* _The request_: Copy everything from the first line of the items down to the line containing "grid-cell-r4c9[interactable] (179, 104, 194, 119)", both included, without changing anything.

* _Task data_:

Start

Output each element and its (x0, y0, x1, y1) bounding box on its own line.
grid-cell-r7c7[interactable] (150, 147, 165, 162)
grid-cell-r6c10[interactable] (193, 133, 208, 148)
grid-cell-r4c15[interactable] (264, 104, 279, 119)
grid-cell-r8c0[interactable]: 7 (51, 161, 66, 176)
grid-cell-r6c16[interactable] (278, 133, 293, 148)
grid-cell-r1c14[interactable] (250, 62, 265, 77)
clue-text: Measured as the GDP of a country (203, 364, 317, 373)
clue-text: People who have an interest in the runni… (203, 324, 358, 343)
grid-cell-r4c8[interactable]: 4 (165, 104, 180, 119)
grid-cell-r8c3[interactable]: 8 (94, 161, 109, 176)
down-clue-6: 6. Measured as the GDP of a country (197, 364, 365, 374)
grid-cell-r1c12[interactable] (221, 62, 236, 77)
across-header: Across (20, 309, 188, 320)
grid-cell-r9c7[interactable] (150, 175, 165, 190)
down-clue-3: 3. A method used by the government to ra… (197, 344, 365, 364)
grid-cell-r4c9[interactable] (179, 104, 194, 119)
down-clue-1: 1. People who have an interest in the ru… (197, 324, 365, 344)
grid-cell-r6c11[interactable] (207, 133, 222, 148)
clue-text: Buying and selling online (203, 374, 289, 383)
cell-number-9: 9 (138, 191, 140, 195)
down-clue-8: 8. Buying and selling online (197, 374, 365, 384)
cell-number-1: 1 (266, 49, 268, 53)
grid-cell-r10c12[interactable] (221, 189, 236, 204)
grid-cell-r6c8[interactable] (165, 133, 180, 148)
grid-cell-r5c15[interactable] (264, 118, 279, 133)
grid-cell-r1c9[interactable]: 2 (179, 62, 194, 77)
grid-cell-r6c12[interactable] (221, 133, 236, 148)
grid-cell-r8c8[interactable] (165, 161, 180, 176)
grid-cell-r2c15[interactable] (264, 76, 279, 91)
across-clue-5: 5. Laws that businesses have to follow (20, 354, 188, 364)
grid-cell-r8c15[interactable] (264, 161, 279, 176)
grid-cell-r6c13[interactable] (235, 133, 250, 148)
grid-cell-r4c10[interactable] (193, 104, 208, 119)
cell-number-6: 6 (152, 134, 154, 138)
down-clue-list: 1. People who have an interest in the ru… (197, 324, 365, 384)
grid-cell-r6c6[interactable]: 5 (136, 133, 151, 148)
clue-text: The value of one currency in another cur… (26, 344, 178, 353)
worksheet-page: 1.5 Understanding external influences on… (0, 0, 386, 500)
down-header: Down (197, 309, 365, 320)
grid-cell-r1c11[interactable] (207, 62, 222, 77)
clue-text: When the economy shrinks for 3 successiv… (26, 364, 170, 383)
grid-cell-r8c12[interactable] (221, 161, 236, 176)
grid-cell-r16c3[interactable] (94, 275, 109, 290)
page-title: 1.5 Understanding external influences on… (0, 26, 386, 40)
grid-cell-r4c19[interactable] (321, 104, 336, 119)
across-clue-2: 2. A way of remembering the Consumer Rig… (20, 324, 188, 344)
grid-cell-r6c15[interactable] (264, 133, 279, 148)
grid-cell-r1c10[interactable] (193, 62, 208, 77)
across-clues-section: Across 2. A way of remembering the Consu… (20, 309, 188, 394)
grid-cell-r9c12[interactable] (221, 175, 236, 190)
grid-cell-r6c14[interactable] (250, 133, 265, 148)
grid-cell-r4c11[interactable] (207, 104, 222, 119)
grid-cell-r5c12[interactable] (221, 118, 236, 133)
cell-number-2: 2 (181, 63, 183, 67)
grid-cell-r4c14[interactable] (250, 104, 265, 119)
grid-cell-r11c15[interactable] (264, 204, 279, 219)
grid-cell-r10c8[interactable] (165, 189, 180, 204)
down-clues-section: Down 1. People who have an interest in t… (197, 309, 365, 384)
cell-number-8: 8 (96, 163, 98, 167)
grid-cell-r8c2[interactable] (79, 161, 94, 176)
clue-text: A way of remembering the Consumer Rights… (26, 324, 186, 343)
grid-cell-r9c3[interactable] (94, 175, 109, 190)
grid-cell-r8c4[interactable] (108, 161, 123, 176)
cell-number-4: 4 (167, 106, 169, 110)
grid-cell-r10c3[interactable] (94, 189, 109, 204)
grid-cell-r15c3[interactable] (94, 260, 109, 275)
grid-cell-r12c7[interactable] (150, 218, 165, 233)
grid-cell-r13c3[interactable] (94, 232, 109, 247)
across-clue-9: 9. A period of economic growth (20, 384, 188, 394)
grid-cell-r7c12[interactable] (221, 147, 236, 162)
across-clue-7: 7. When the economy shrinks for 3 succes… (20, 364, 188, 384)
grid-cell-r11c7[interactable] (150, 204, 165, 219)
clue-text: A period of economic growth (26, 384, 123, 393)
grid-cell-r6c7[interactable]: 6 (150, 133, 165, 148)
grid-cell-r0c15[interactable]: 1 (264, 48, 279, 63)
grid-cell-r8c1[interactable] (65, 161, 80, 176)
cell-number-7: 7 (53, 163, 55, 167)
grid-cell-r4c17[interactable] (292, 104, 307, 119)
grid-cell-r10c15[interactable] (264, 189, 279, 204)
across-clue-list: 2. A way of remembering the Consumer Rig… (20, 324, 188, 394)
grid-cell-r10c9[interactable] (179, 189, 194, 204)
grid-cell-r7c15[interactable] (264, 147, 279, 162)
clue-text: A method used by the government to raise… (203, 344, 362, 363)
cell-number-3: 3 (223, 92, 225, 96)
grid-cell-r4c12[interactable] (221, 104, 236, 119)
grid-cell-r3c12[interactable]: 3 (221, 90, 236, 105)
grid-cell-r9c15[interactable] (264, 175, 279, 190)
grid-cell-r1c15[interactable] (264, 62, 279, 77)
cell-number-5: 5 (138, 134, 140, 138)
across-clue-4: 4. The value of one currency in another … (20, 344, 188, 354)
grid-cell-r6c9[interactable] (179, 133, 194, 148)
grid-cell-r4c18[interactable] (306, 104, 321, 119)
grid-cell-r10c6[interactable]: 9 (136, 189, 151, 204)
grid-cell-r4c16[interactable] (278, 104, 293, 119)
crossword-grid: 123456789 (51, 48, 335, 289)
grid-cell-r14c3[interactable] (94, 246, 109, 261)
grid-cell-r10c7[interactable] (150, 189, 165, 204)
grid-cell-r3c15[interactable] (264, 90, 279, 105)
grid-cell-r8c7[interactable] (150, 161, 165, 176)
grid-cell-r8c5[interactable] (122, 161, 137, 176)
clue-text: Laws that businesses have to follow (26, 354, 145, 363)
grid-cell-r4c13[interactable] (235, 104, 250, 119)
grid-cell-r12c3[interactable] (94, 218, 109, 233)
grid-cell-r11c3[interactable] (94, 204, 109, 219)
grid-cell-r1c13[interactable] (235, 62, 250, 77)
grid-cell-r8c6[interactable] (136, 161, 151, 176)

End

* _Exercise answer_:
Output each element and its (x0, y0, x1, y1) bounding box on its own line.
grid-cell-r7c7[interactable] (150, 147, 165, 162)
grid-cell-r6c10[interactable] (193, 133, 208, 148)
grid-cell-r4c15[interactable] (264, 104, 279, 119)
grid-cell-r8c0[interactable]: 7 (51, 161, 66, 176)
grid-cell-r6c16[interactable] (278, 133, 293, 148)
grid-cell-r1c14[interactable] (250, 62, 265, 77)
clue-text: Measured as the GDP of a country (203, 364, 317, 373)
clue-text: People who have an interest in the runni… (203, 324, 358, 343)
grid-cell-r4c8[interactable]: 4 (165, 104, 180, 119)
grid-cell-r8c3[interactable]: 8 (94, 161, 109, 176)
down-clue-6: 6. Measured as the GDP of a country (197, 364, 365, 374)
grid-cell-r1c12[interactable] (221, 62, 236, 77)
across-header: Across (20, 309, 188, 320)
grid-cell-r9c7[interactable] (150, 175, 165, 190)
down-clue-3: 3. A method used by the government to ra… (197, 344, 365, 364)
grid-cell-r4c9[interactable] (179, 104, 194, 119)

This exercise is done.